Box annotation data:
start
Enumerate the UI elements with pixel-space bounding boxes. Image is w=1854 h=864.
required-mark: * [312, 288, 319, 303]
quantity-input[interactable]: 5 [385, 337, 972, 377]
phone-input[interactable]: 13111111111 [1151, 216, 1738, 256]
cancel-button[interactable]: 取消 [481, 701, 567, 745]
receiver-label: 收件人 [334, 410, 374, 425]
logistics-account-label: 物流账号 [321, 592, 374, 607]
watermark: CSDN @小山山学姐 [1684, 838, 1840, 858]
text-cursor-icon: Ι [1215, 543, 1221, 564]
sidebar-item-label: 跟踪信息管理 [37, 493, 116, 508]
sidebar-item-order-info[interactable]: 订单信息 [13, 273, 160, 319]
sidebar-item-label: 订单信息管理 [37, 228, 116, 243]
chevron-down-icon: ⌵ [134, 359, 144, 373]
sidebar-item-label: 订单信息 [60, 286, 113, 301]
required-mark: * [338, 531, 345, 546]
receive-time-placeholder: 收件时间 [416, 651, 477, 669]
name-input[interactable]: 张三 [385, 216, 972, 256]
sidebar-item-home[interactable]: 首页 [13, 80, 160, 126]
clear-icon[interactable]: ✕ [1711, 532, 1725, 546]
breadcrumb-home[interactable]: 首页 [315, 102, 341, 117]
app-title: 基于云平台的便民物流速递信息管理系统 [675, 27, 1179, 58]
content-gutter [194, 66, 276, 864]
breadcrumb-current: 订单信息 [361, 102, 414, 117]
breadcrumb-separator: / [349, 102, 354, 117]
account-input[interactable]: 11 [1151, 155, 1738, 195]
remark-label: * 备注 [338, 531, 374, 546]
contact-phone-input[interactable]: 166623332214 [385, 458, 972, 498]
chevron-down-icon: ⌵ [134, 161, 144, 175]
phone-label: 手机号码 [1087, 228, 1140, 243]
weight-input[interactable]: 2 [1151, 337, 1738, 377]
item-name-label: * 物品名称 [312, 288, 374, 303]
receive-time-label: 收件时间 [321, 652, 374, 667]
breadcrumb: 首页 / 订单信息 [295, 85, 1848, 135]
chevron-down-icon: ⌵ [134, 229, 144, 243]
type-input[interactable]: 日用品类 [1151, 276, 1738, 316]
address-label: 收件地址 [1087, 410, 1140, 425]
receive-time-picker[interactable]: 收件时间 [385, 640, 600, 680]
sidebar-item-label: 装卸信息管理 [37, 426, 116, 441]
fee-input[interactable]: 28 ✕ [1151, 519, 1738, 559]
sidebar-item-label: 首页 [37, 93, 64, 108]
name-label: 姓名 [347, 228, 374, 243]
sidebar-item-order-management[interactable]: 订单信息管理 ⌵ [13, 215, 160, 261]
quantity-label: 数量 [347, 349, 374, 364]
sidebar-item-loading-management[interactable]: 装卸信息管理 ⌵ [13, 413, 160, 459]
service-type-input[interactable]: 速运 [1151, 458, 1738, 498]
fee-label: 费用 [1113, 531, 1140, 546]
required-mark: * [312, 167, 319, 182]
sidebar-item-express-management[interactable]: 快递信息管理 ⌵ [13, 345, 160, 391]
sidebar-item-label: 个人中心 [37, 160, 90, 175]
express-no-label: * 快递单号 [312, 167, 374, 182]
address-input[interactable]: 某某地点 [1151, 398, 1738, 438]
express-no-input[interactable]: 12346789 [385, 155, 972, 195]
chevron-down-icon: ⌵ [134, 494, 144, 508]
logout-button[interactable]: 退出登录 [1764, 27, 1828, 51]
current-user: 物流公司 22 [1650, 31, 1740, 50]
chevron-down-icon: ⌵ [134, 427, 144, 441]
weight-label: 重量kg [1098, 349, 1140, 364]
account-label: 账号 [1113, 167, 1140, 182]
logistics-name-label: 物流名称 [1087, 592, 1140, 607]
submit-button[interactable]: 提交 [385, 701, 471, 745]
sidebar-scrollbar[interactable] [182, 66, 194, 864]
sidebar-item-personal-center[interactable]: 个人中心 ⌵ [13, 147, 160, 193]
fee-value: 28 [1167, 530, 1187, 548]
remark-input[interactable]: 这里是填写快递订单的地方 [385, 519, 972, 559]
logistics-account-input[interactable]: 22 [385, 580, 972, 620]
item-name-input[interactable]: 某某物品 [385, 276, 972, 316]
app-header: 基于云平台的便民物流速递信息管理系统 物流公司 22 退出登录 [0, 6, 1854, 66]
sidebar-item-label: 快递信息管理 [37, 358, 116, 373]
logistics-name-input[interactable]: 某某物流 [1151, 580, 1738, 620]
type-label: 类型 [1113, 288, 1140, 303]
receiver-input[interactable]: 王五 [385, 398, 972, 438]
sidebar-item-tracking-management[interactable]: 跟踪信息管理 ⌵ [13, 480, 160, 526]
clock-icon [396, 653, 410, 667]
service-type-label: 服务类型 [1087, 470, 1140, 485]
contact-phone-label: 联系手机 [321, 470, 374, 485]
end
◆ **What is required**
Copy out every line of the records above without any changes.

◆ **Finished exercise**
Enumerate the UI elements with pixel-space bounding boxes. Image is w=1854 h=864.
required-mark: * [312, 288, 319, 303]
quantity-input[interactable]: 5 [385, 337, 972, 377]
phone-input[interactable]: 13111111111 [1151, 216, 1738, 256]
cancel-button[interactable]: 取消 [481, 701, 567, 745]
receiver-label: 收件人 [334, 410, 374, 425]
logistics-account-label: 物流账号 [321, 592, 374, 607]
watermark: CSDN @小山山学姐 [1684, 838, 1840, 858]
text-cursor-icon: Ι [1215, 543, 1221, 564]
sidebar-item-label: 跟踪信息管理 [37, 493, 116, 508]
sidebar-item-order-info[interactable]: 订单信息 [13, 273, 160, 319]
sidebar-item-label: 订单信息管理 [37, 228, 116, 243]
chevron-down-icon: ⌵ [134, 359, 144, 373]
sidebar-item-label: 订单信息 [60, 286, 113, 301]
required-mark: * [338, 531, 345, 546]
receive-time-placeholder: 收件时间 [416, 651, 477, 669]
name-input[interactable]: 张三 [385, 216, 972, 256]
sidebar-item-home[interactable]: 首页 [13, 80, 160, 126]
clear-icon[interactable]: ✕ [1711, 532, 1725, 546]
breadcrumb-home[interactable]: 首页 [315, 102, 341, 117]
app-title: 基于云平台的便民物流速递信息管理系统 [675, 27, 1179, 58]
content-gutter [194, 66, 276, 864]
breadcrumb-current: 订单信息 [361, 102, 414, 117]
breadcrumb-separator: / [349, 102, 354, 117]
account-input[interactable]: 11 [1151, 155, 1738, 195]
remark-label: * 备注 [338, 531, 374, 546]
contact-phone-input[interactable]: 166623332214 [385, 458, 972, 498]
chevron-down-icon: ⌵ [134, 161, 144, 175]
phone-label: 手机号码 [1087, 228, 1140, 243]
weight-input[interactable]: 2 [1151, 337, 1738, 377]
item-name-label: * 物品名称 [312, 288, 374, 303]
receive-time-label: 收件时间 [321, 652, 374, 667]
breadcrumb: 首页 / 订单信息 [295, 85, 1848, 135]
chevron-down-icon: ⌵ [134, 229, 144, 243]
type-input[interactable]: 日用品类 [1151, 276, 1738, 316]
address-label: 收件地址 [1087, 410, 1140, 425]
receive-time-picker[interactable]: 收件时间 [385, 640, 600, 680]
sidebar-item-label: 装卸信息管理 [37, 426, 116, 441]
fee-input[interactable]: 28 ✕ [1151, 519, 1738, 559]
sidebar-item-label: 首页 [37, 93, 64, 108]
name-label: 姓名 [347, 228, 374, 243]
sidebar-item-order-management[interactable]: 订单信息管理 ⌵ [13, 215, 160, 261]
quantity-label: 数量 [347, 349, 374, 364]
sidebar-item-loading-management[interactable]: 装卸信息管理 ⌵ [13, 413, 160, 459]
service-type-input[interactable]: 速运 [1151, 458, 1738, 498]
fee-label: 费用 [1113, 531, 1140, 546]
required-mark: * [312, 167, 319, 182]
sidebar-item-express-management[interactable]: 快递信息管理 ⌵ [13, 345, 160, 391]
sidebar-item-label: 个人中心 [37, 160, 90, 175]
express-no-label: * 快递单号 [312, 167, 374, 182]
address-input[interactable]: 某某地点 [1151, 398, 1738, 438]
express-no-input[interactable]: 12346789 [385, 155, 972, 195]
chevron-down-icon: ⌵ [134, 494, 144, 508]
logout-button[interactable]: 退出登录 [1764, 27, 1828, 51]
current-user: 物流公司 22 [1650, 31, 1740, 50]
chevron-down-icon: ⌵ [134, 427, 144, 441]
weight-label: 重量kg [1098, 349, 1140, 364]
account-label: 账号 [1113, 167, 1140, 182]
logistics-name-label: 物流名称 [1087, 592, 1140, 607]
submit-button[interactable]: 提交 [385, 701, 471, 745]
sidebar-scrollbar[interactable] [182, 66, 194, 864]
sidebar-item-personal-center[interactable]: 个人中心 ⌵ [13, 147, 160, 193]
fee-value: 28 [1167, 530, 1187, 548]
remark-input[interactable]: 这里是填写快递订单的地方 [385, 519, 972, 559]
logistics-account-input[interactable]: 22 [385, 580, 972, 620]
item-name-input[interactable]: 某某物品 [385, 276, 972, 316]
app-header: 基于云平台的便民物流速递信息管理系统 物流公司 22 退出登录 [0, 6, 1854, 66]
sidebar-item-label: 快递信息管理 [37, 358, 116, 373]
logistics-name-input[interactable]: 某某物流 [1151, 580, 1738, 620]
type-label: 类型 [1113, 288, 1140, 303]
receiver-input[interactable]: 王五 [385, 398, 972, 438]
sidebar-item-tracking-management[interactable]: 跟踪信息管理 ⌵ [13, 480, 160, 526]
clock-icon [396, 653, 410, 667]
service-type-label: 服务类型 [1087, 470, 1140, 485]
contact-phone-label: 联系手机 [321, 470, 374, 485]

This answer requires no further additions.